Data records:
* * * * * * * * *

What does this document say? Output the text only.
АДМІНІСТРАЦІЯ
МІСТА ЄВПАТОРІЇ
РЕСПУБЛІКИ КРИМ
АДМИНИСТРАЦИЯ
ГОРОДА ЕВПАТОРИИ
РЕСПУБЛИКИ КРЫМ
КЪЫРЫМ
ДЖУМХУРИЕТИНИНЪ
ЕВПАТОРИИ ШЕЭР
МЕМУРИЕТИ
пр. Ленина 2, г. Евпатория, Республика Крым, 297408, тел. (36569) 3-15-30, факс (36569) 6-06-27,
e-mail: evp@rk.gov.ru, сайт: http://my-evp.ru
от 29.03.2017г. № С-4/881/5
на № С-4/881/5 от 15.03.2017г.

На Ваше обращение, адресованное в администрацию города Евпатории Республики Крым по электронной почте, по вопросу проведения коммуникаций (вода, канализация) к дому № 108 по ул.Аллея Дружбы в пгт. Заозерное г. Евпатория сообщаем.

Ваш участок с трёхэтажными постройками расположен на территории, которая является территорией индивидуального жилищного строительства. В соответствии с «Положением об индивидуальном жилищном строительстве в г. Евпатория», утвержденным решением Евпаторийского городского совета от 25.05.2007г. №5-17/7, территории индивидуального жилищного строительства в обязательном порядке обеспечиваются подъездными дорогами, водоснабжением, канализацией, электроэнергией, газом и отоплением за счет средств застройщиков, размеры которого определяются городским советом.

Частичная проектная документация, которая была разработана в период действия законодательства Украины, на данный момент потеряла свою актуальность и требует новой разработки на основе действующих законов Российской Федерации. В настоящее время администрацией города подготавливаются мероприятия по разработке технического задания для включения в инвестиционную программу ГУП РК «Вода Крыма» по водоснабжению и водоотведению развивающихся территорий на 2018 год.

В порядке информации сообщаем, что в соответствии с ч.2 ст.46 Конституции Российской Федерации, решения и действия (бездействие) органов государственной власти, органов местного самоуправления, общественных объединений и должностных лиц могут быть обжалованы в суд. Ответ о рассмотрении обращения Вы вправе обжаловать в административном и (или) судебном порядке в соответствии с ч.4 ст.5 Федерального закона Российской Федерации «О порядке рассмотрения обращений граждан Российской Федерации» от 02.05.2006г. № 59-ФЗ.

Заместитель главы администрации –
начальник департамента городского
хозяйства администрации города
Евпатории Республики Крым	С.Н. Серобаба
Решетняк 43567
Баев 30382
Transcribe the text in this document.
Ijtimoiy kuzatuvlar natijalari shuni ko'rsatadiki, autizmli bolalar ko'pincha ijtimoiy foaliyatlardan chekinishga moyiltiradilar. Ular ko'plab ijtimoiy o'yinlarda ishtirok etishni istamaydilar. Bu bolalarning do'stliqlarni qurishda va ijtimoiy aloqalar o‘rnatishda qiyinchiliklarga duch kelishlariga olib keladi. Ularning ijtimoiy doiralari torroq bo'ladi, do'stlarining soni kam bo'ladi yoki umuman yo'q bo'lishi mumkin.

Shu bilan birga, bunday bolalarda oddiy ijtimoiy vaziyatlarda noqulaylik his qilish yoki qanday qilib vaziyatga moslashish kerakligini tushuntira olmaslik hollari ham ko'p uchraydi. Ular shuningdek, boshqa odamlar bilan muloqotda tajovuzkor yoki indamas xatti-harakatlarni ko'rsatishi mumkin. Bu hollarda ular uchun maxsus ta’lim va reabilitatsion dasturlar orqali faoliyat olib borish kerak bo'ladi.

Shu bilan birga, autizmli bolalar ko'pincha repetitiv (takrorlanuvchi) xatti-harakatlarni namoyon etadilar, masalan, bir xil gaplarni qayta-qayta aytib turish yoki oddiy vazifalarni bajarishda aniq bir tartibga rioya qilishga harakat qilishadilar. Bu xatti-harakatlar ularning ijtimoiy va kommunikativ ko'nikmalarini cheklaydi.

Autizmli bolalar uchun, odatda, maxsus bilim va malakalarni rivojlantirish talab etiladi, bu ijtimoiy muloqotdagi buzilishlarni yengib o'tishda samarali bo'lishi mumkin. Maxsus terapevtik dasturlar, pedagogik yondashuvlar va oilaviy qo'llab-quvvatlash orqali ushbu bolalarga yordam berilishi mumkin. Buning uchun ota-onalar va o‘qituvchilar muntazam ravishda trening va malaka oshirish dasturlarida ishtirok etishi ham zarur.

* * * * * * * * *

# Work to be completed
Give the listing again, word for word.

# Response for this exercise
What does this document say? Output the text only.
АДМІНІСТРАЦІЯ
МІСТА ЄВПАТОРІЇ
РЕСПУБЛІКИ КРИМ
АДМИНИСТРАЦИЯ
ГОРОДА ЕВПАТОРИИ
РЕСПУБЛИКИ КРЫМ
КЪЫРЫМ
ДЖУМХУРИЕТИНИНЪ
ЕВПАТОРИИ ШЕЭР
МЕМУРИЕТИ
пр. Ленина 2, г. Евпатория, Республика Крым, 297408, тел. (36569) 3-15-30, факс (36569) 6-06-27,
e-mail: evp@rk.gov.ru, сайт: http://my-evp.ru
от 29.03.2017г. № С-4/881/5
на № С-4/881/5 от 15.03.2017г.

На Ваше обращение, адресованное в администрацию города Евпатории Республики Крым по электронной почте, по вопросу проведения коммуникаций (вода, канализация) к дому № 108 по ул.Аллея Дружбы в пгт. Заозерное г. Евпатория сообщаем.

Ваш участок с трёхэтажными постройками расположен на территории, которая является территорией индивидуального жилищного строительства. В соответствии с «Положением об индивидуальном жилищном строительстве в г. Евпатория», утвержденным решением Евпаторийского городского совета от 25.05.2007г. №5-17/7, территории индивидуального жилищного строительства в обязательном порядке обеспечиваются подъездными дорогами, водоснабжением, канализацией, электроэнергией, газом и отоплением за счет средств застройщиков, размеры которого определяются городским советом.

Частичная проектная документация, которая была разработана в период действия законодательства Украины, на данный момент потеряла свою актуальность и требует новой разработки на основе действующих законов Российской Федерации. В настоящее время администрацией города подготавливаются мероприятия по разработке технического задания для включения в инвестиционную программу ГУП РК «Вода Крыма» по водоснабжению и водоотведению развивающихся территорий на 2018 год.

В порядке информации сообщаем, что в соответствии с ч.2 ст.46 Конституции Российской Федерации, решения и действия (бездействие) органов государственной власти, органов местного самоуправления, общественных объединений и должностных лиц могут быть обжалованы в суд. Ответ о рассмотрении обращения Вы вправе обжаловать в административном и (или) судебном порядке в соответствии с ч.4 ст.5 Федерального закона Российской Федерации «О порядке рассмотрения обращений граждан Российской Федерации» от 02.05.2006г. № 59-ФЗ.

Заместитель главы администрации –
начальник департамента городского
хозяйства администрации города
Евпатории Республики Крым	С.Н. Серобаба
Решетняк 43567
Баев 30382
Transcribe the text in this document.
Ijtimoiy kuzatuvlar natijalari shuni ko'rsatadiki, autizmli bolalar ko'pincha ijtimoiy foaliyatlardan chekinishga moyiltiradilar. Ular ko'plab ijtimoiy o'yinlarda ishtirok etishni istamaydilar. Bu bolalarning do'stliqlarni qurishda va ijtimoiy aloqalar o‘rnatishda qiyinchiliklarga duch kelishlariga olib keladi. Ularning ijtimoiy doiralari torroq bo'ladi, do'stlarining soni kam bo'ladi yoki umuman yo'q bo'lishi mumkin.

Shu bilan birga, bunday bolalarda oddiy ijtimoiy vaziyatlarda noqulaylik his qilish yoki qanday qilib vaziyatga moslashish kerakligini tushuntira olmaslik hollari ham ko'p uchraydi. Ular shuningdek, boshqa odamlar bilan muloqotda tajovuzkor yoki indamas xatti-harakatlarni ko'rsatishi mumkin. Bu hollarda ular uchun maxsus ta’lim va reabilitatsion dasturlar orqali faoliyat olib borish kerak bo'ladi.

Shu bilan birga, autizmli bolalar ko'pincha repetitiv (takrorlanuvchi) xatti-harakatlarni namoyon etadilar, masalan, bir xil gaplarni qayta-qayta aytib turish yoki oddiy vazifalarni bajarishda aniq bir tartibga rioya qilishga harakat qilishadilar. Bu xatti-harakatlar ularning ijtimoiy va kommunikativ ko'nikmalarini cheklaydi.

Autizmli bolalar uchun, odatda, maxsus bilim va malakalarni rivojlantirish talab etiladi, bu ijtimoiy muloqotdagi buzilishlarni yengib o'tishda samarali bo'lishi mumkin. Maxsus terapevtik dasturlar, pedagogik yondashuvlar va oilaviy qo'llab-quvvatlash orqali ushbu bolalarga yordam berilishi mumkin. Buning uchun ota-onalar va o‘qituvchilar muntazam ravishda trening va malaka oshirish dasturlarida ishtirok etishi ham zarur.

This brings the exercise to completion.